### Source records ###

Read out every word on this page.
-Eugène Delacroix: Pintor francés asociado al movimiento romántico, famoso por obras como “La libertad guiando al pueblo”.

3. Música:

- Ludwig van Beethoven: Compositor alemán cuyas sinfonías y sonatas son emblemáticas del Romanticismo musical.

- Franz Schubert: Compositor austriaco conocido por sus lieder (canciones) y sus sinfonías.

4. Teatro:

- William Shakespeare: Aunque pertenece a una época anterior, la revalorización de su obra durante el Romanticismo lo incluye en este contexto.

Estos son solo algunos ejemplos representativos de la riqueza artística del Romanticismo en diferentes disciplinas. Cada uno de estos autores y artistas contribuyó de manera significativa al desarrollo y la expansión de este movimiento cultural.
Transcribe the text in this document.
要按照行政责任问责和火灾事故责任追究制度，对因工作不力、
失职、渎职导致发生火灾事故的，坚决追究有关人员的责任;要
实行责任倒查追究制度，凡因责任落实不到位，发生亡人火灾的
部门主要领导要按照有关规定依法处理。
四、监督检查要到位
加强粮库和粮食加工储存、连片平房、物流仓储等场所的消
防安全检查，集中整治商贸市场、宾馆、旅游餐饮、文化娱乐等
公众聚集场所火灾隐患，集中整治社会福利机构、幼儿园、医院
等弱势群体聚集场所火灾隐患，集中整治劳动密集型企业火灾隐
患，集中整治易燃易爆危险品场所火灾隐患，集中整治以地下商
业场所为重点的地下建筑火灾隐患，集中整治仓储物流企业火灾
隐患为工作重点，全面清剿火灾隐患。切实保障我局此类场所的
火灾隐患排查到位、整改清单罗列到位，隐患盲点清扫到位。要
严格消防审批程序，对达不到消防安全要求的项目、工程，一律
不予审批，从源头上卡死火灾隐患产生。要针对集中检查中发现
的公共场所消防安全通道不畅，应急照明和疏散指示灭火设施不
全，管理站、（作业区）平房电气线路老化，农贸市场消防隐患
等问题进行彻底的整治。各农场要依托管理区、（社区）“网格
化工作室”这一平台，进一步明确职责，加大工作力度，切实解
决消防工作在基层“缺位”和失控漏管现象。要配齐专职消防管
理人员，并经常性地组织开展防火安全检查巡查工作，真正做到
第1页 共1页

###

[What is being asked]
Find the line containing "Transcribe the text in this document." in the material above. Print it and every line after it through the end, exactly and only those.

[Output]
Transcribe the text in this document.
要按照行政责任问责和火灾事故责任追究制度，对因工作不力、
失职、渎职导致发生火灾事故的，坚决追究有关人员的责任;要
实行责任倒查追究制度，凡因责任落实不到位，发生亡人火灾的
部门主要领导要按照有关规定依法处理。
四、监督检查要到位
加强粮库和粮食加工储存、连片平房、物流仓储等场所的消
防安全检查，集中整治商贸市场、宾馆、旅游餐饮、文化娱乐等
公众聚集场所火灾隐患，集中整治社会福利机构、幼儿园、医院
等弱势群体聚集场所火灾隐患，集中整治劳动密集型企业火灾隐
患，集中整治易燃易爆危险品场所火灾隐患，集中整治以地下商
业场所为重点的地下建筑火灾隐患，集中整治仓储物流企业火灾
隐患为工作重点，全面清剿火灾隐患。切实保障我局此类场所的
火灾隐患排查到位、整改清单罗列到位，隐患盲点清扫到位。要
严格消防审批程序，对达不到消防安全要求的项目、工程，一律
不予审批，从源头上卡死火灾隐患产生。要针对集中检查中发现
的公共场所消防安全通道不畅，应急照明和疏散指示灭火设施不
全，管理站、（作业区）平房电气线路老化，农贸市场消防隐患
等问题进行彻底的整治。各农场要依托管理区、（社区）“网格
化工作室”这一平台，进一步明确职责，加大工作力度，切实解
决消防工作在基层“缺位”和失控漏管现象。要配齐专职消防管
理人员，并经常性地组织开展防火安全检查巡查工作，真正做到
第1页 共1页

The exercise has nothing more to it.